## Aim
Go through the listing and pick out each line with the word "pezzo" in it.

## Given information
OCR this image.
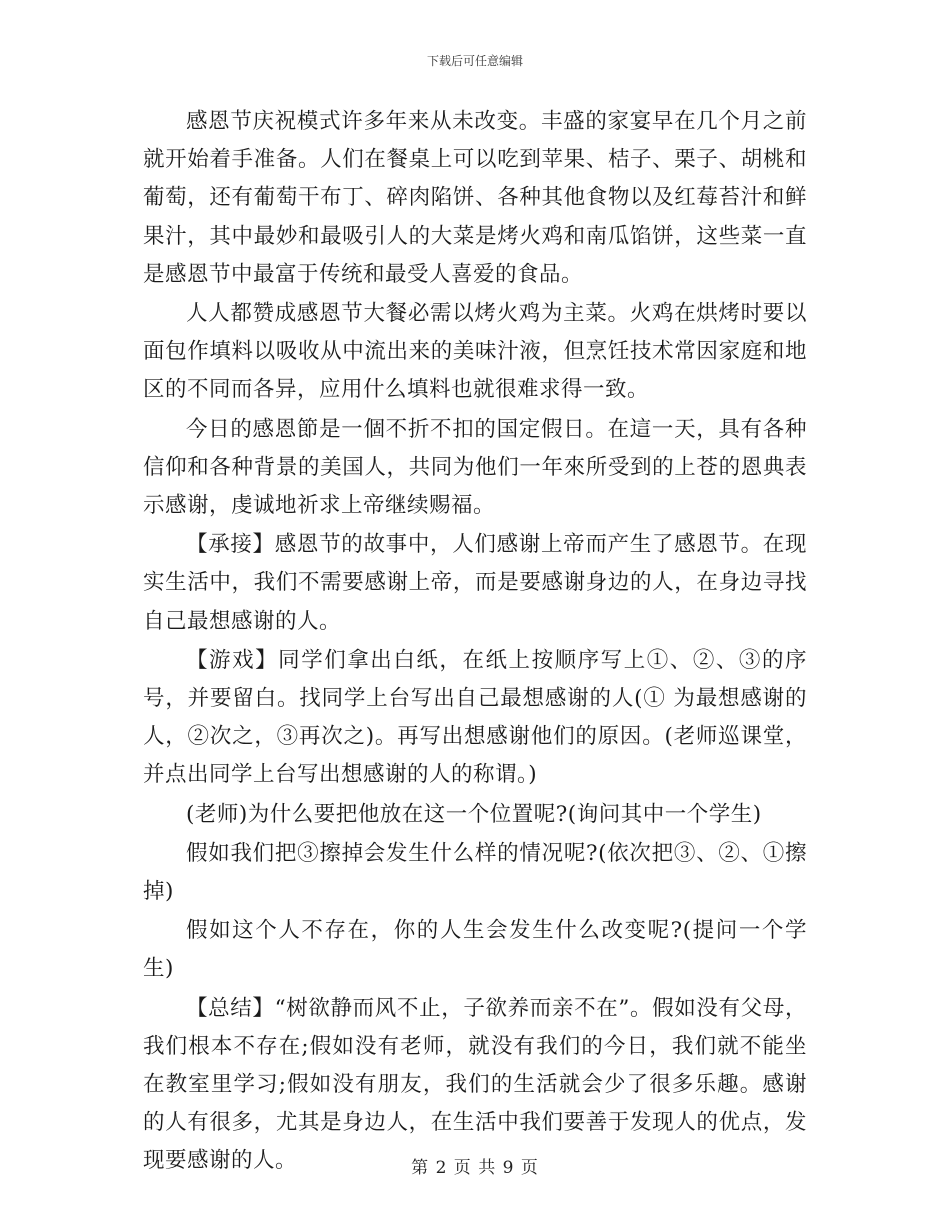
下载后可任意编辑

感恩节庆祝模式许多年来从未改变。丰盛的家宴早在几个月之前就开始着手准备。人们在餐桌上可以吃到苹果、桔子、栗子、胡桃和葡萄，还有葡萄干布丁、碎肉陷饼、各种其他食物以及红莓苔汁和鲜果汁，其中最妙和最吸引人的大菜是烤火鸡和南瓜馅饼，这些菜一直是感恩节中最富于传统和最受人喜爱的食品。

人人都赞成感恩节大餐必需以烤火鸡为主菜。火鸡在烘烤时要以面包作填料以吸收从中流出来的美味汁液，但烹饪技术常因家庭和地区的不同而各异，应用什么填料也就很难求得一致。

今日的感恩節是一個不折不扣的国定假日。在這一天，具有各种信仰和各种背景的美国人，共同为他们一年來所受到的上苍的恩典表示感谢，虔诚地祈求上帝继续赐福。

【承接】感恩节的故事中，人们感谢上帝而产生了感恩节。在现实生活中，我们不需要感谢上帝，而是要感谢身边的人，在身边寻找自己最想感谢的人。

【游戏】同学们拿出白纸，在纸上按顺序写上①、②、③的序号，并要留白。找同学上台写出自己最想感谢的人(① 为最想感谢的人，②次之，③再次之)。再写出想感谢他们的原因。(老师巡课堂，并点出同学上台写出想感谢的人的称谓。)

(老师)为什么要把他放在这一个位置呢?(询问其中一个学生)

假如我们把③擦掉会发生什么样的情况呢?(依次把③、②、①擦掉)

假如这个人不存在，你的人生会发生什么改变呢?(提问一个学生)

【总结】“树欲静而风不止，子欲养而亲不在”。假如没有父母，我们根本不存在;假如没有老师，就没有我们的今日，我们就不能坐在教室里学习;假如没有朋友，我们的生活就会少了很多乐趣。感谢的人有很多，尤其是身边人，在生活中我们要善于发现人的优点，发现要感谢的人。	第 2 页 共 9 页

* * *

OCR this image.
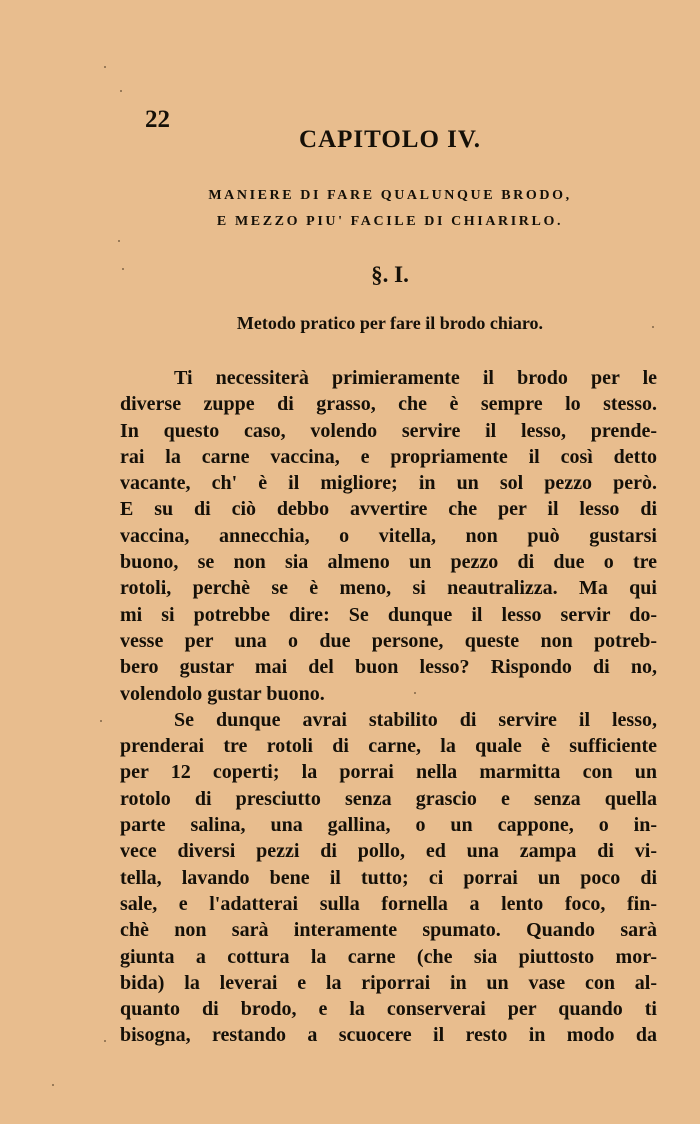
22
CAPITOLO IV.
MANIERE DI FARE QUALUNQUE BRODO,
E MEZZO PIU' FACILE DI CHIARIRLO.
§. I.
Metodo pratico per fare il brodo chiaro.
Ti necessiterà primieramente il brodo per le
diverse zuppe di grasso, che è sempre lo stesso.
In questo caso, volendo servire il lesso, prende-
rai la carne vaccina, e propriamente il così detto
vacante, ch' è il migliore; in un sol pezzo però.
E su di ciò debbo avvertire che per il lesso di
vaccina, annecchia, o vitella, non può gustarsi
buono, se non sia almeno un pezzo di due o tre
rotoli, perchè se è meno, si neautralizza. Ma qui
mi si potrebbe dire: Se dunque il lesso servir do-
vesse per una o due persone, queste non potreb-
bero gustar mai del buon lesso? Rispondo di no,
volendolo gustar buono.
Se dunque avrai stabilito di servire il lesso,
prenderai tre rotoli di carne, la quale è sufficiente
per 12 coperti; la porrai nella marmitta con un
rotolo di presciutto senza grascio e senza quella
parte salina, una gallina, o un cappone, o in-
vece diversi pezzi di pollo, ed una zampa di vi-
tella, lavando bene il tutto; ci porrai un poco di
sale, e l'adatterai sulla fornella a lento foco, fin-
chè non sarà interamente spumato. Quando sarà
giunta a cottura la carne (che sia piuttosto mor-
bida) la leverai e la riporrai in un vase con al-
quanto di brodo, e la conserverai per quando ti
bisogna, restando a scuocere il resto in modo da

## Task output
vacante, ch' è il migliore; in un sol pezzo però.
buono, se non sia almeno un pezzo di due o tre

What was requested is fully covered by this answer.